Type out the records that follow, exactly as given.

[Stored data entries]
....................

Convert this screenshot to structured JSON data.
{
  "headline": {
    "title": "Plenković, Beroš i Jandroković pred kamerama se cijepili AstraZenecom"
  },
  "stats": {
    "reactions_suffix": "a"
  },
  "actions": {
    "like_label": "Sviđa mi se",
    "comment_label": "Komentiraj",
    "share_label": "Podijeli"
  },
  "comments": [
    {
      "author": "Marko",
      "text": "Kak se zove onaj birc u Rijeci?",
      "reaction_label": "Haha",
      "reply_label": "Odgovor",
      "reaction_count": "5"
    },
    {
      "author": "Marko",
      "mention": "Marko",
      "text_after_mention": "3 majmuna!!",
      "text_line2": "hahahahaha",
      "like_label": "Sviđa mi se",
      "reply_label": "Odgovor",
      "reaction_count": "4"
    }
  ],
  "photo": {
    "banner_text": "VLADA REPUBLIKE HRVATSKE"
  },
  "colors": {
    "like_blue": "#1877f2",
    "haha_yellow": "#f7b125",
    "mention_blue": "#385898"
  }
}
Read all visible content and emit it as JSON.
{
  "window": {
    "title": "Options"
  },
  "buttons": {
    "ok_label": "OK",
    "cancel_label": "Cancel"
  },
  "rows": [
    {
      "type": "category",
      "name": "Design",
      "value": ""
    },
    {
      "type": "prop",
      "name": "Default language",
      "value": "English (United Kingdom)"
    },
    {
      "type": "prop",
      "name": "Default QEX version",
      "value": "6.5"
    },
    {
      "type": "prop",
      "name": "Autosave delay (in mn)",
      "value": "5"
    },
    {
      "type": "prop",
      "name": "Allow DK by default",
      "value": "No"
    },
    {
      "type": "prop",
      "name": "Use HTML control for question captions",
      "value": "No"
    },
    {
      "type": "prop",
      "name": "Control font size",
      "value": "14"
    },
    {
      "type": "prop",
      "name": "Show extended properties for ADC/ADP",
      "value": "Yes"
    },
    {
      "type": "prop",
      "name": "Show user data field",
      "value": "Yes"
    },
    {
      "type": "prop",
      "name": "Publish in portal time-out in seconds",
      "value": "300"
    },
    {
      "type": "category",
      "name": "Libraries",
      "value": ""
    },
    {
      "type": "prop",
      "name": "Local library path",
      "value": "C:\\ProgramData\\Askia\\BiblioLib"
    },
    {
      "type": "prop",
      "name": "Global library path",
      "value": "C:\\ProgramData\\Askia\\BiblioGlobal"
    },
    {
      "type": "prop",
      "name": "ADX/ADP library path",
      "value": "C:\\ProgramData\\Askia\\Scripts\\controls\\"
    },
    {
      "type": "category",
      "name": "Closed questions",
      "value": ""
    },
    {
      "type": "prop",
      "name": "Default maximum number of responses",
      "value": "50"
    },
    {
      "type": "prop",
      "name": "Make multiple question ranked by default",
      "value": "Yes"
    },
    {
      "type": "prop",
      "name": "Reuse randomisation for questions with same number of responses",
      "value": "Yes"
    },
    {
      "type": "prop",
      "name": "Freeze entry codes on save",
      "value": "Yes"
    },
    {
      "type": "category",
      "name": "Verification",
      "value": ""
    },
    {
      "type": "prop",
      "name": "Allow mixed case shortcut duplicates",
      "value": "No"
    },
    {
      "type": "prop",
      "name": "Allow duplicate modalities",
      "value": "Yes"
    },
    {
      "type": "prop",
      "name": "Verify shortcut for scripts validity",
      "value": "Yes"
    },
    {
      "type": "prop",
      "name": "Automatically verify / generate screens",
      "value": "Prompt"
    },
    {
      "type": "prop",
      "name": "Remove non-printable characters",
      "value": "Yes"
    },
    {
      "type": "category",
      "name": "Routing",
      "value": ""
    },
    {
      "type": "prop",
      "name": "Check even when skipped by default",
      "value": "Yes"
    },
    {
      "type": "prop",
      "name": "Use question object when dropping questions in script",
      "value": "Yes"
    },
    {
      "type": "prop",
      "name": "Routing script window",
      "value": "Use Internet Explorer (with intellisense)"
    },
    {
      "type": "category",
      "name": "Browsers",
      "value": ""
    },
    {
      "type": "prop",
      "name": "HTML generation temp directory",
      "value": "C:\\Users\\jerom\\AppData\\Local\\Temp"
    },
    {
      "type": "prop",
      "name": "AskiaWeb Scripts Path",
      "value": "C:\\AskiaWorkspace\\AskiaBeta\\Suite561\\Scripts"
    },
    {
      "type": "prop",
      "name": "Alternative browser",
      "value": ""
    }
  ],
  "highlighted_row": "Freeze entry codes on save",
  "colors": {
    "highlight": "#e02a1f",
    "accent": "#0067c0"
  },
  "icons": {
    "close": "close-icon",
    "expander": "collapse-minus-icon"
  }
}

....................

_Answer to the exercise_:
Convert this screenshot to structured JSON data.
{
  "headline": {
    "title": "Plenković, Beroš i Jandroković pred kamerama se cijepili AstraZenecom"
  },
  "stats": {
    "reactions_suffix": "a"
  },
  "actions": {
    "like_label": "Sviđa mi se",
    "comment_label": "Komentiraj",
    "share_label": "Podijeli"
  },
  "comments": [
    {
      "author": "Marko",
      "text": "Kak se zove onaj birc u Rijeci?",
      "reaction_label": "Haha",
      "reply_label": "Odgovor",
      "reaction_count": "5"
    },
    {
      "author": "Marko",
      "mention": "Marko",
      "text_after_mention": "3 majmuna!!",
      "text_line2": "hahahahaha",
      "like_label": "Sviđa mi se",
      "reply_label": "Odgovor",
      "reaction_count": "4"
    }
  ],
  "photo": {
    "banner_text": "VLADA REPUBLIKE HRVATSKE"
  },
  "colors": {
    "like_blue": "#1877f2",
    "haha_yellow": "#f7b125",
    "mention_blue": "#385898"
  }
}
Read all visible content and emit it as JSON.
{
  "window": {
    "title": "Options"
  },
  "buttons": {
    "ok_label": "OK",
    "cancel_label": "Cancel"
  },
  "rows": [
    {
      "type": "category",
      "name": "Design",
      "value": ""
    },
    {
      "type": "prop",
      "name": "Default language",
      "value": "English (United Kingdom)"
    },
    {
      "type": "prop",
      "name": "Default QEX version",
      "value": "6.5"
    },
    {
      "type": "prop",
      "name": "Autosave delay (in mn)",
      "value": "5"
    },
    {
      "type": "prop",
      "name": "Allow DK by default",
      "value": "No"
    },
    {
      "type": "prop",
      "name": "Use HTML control for question captions",
      "value": "No"
    },
    {
      "type": "prop",
      "name": "Control font size",
      "value": "14"
    },
    {
      "type": "prop",
      "name": "Show extended properties for ADC/ADP",
      "value": "Yes"
    },
    {
      "type": "prop",
      "name": "Show user data field",
      "value": "Yes"
    },
    {
      "type": "prop",
      "name": "Publish in portal time-out in seconds",
      "value": "300"
    },
    {
      "type": "category",
      "name": "Libraries",
      "value": ""
    },
    {
      "type": "prop",
      "name": "Local library path",
      "value": "C:\\ProgramData\\Askia\\BiblioLib"
    },
    {
      "type": "prop",
      "name": "Global library path",
      "value": "C:\\ProgramData\\Askia\\BiblioGlobal"
    },
    {
      "type": "prop",
      "name": "ADX/ADP library path",
      "value": "C:\\ProgramData\\Askia\\Scripts\\controls\\"
    },
    {
      "type": "category",
      "name": "Closed questions",
      "value": ""
    },
    {
      "type": "prop",
      "name": "Default maximum number of responses",
      "value": "50"
    },
    {
      "type": "prop",
      "name": "Make multiple question ranked by default",
      "value": "Yes"
    },
    {
      "type": "prop",
      "name": "Reuse randomisation for questions with same number of responses",
      "value": "Yes"
    },
    {
      "type": "prop",
      "name": "Freeze entry codes on save",
      "value": "Yes"
    },
    {
      "type": "category",
      "name": "Verification",
      "value": ""
    },
    {
      "type": "prop",
      "name": "Allow mixed case shortcut duplicates",
      "value": "No"
    },
    {
      "type": "prop",
      "name": "Allow duplicate modalities",
      "value": "Yes"
    },
    {
      "type": "prop",
      "name": "Verify shortcut for scripts validity",
      "value": "Yes"
    },
    {
      "type": "prop",
      "name": "Automatically verify / generate screens",
      "value": "Prompt"
    },
    {
      "type": "prop",
      "name": "Remove non-printable characters",
      "value": "Yes"
    },
    {
      "type": "category",
      "name": "Routing",
      "value": ""
    },
    {
      "type": "prop",
      "name": "Check even when skipped by default",
      "value": "Yes"
    },
    {
      "type": "prop",
      "name": "Use question object when dropping questions in script",
      "value": "Yes"
    },
    {
      "type": "prop",
      "name": "Routing script window",
      "value": "Use Internet Explorer (with intellisense)"
    },
    {
      "type": "category",
      "name": "Browsers",
      "value": ""
    },
    {
      "type": "prop",
      "name": "HTML generation temp directory",
      "value": "C:\\Users\\jerom\\AppData\\Local\\Temp"
    },
    {
      "type": "prop",
      "name": "AskiaWeb Scripts Path",
      "value": "C:\\AskiaWorkspace\\AskiaBeta\\Suite561\\Scripts"
    },
    {
      "type": "prop",
      "name": "Alternative browser",
      "value": ""
    }
  ],
  "highlighted_row": "Freeze entry codes on save",
  "colors": {
    "highlight": "#e02a1f",
    "accent": "#0067c0"
  },
  "icons": {
    "close": "close-icon",
    "expander": "collapse-minus-icon"
  }
}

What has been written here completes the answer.